Task description: Would you repeat the listing exactly but omit every picture?

Entries shown:
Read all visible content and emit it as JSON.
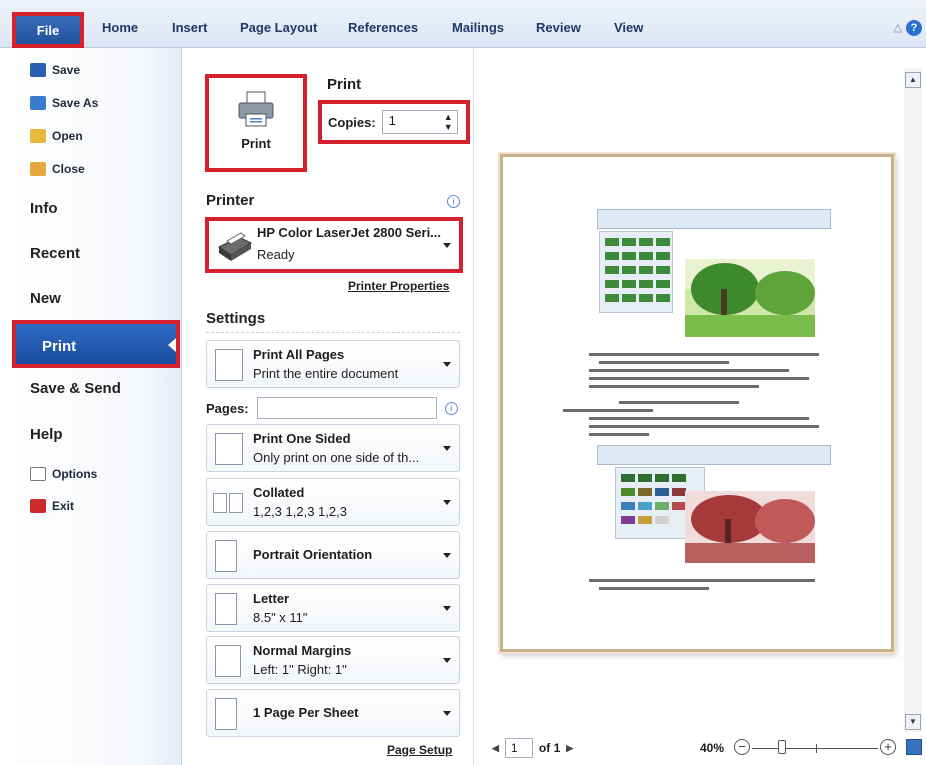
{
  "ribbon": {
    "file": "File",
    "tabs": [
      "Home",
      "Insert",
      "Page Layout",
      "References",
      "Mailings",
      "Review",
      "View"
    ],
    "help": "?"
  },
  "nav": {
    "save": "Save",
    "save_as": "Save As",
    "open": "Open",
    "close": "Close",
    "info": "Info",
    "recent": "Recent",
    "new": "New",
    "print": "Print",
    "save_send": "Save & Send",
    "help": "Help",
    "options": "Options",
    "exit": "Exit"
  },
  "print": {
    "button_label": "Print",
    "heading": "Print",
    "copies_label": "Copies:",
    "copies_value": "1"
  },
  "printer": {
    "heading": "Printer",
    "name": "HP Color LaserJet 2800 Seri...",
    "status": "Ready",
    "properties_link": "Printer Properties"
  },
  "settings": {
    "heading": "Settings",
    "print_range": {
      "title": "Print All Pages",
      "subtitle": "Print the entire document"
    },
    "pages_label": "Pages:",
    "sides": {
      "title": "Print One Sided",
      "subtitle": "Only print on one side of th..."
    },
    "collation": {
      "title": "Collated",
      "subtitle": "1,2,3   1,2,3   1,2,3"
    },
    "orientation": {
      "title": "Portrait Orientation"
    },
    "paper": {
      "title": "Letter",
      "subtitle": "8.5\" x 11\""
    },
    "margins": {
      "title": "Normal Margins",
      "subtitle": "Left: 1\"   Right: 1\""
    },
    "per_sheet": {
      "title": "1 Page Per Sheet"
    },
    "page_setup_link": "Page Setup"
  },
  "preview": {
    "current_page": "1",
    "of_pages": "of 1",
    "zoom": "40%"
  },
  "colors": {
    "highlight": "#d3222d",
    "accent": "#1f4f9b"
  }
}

Complete answer:
Read all visible content and emit it as JSON.
{
  "ribbon": {
    "file": "File",
    "tabs": [
      "Home",
      "Insert",
      "Page Layout",
      "References",
      "Mailings",
      "Review",
      "View"
    ],
    "help": "?"
  },
  "nav": {
    "save": "Save",
    "save_as": "Save As",
    "open": "Open",
    "close": "Close",
    "info": "Info",
    "recent": "Recent",
    "new": "New",
    "print": "Print",
    "save_send": "Save & Send",
    "help": "Help",
    "options": "Options",
    "exit": "Exit"
  },
  "print": {
    "button_label": "Print",
    "heading": "Print",
    "copies_label": "Copies:",
    "copies_value": "1"
  },
  "printer": {
    "heading": "Printer",
    "name": "HP Color LaserJet 2800 Seri...",
    "status": "Ready",
    "properties_link": "Printer Properties"
  },
  "settings": {
    "heading": "Settings",
    "print_range": {
      "title": "Print All Pages",
      "subtitle": "Print the entire document"
    },
    "pages_label": "Pages:",
    "sides": {
      "title": "Print One Sided",
      "subtitle": "Only print on one side of th..."
    },
    "collation": {
      "title": "Collated",
      "subtitle": "1,2,3   1,2,3   1,2,3"
    },
    "orientation": {
      "title": "Portrait Orientation"
    },
    "paper": {
      "title": "Letter",
      "subtitle": "8.5\" x 11\""
    },
    "margins": {
      "title": "Normal Margins",
      "subtitle": "Left: 1\"   Right: 1\""
    },
    "per_sheet": {
      "title": "1 Page Per Sheet"
    },
    "page_setup_link": "Page Setup"
  },
  "preview": {
    "current_page": "1",
    "of_pages": "of 1",
    "zoom": "40%"
  },
  "colors": {
    "highlight": "#d3222d",
    "accent": "#1f4f9b"
  }
}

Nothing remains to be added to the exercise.